Start
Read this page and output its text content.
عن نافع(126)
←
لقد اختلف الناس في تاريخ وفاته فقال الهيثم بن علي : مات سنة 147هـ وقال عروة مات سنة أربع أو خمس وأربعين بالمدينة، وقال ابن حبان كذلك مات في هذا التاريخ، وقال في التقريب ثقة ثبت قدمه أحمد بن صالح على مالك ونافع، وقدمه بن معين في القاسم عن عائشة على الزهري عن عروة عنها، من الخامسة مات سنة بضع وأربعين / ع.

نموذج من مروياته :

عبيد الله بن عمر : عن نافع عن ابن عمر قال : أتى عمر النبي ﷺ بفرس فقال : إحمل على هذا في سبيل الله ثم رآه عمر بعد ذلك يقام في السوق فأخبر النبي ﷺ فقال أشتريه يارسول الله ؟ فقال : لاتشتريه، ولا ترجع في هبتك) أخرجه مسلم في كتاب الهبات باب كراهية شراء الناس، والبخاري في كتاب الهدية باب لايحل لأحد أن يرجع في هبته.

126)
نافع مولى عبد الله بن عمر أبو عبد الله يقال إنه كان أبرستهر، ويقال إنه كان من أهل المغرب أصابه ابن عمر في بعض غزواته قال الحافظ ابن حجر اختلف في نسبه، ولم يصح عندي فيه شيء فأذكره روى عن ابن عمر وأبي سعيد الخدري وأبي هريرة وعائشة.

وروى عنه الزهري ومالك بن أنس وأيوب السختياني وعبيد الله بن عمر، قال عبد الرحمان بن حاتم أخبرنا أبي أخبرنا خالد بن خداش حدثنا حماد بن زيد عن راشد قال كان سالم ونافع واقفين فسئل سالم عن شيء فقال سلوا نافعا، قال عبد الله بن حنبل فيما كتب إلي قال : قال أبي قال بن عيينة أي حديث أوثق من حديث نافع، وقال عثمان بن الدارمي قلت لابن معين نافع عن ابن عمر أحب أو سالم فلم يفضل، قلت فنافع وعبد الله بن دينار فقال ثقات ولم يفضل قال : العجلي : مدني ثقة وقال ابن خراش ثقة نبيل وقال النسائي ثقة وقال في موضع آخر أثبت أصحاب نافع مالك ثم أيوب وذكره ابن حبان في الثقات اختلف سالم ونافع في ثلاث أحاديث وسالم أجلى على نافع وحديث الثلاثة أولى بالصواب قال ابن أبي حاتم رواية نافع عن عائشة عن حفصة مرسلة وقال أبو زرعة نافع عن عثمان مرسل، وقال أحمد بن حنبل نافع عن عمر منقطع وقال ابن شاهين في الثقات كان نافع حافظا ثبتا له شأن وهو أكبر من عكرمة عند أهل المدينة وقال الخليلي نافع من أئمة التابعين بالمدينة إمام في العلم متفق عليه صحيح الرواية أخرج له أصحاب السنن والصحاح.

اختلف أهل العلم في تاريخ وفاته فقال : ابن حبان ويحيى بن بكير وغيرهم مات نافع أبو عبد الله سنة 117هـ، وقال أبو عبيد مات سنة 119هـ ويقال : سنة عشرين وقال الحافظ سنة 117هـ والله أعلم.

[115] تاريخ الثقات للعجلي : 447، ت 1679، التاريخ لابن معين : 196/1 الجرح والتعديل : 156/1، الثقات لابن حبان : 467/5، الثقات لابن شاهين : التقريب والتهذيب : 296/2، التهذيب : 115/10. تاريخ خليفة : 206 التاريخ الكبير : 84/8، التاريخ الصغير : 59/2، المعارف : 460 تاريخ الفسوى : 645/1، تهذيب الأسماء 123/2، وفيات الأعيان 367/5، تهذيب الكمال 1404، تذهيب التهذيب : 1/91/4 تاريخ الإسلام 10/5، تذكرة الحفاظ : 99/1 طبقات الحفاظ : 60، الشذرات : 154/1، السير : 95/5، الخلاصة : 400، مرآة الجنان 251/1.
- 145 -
End
Job ▸
List all lines from the entries that include the word "ويقال".

Correct output ▸
نافع مولى عبد الله بن عمر أبو عبد الله يقال إنه كان أبرستهر، ويقال إنه كان من أهل المغرب أصابه ابن عمر في بعض غزواته قال الحافظ ابن حجر اختلف في نسبه، ولم يصح عندي فيه شيء فأذكره روى عن ابن عمر وأبي سعيد الخدري وأبي هريرة وعائشة.
اختلف أهل العلم في تاريخ وفاته فقال : ابن حبان ويحيى بن بكير وغيرهم مات نافع أبو عبد الله سنة 117هـ، وقال أبو عبيد مات سنة 119هـ ويقال : سنة عشرين وقال الحافظ سنة 117هـ والله أعلم.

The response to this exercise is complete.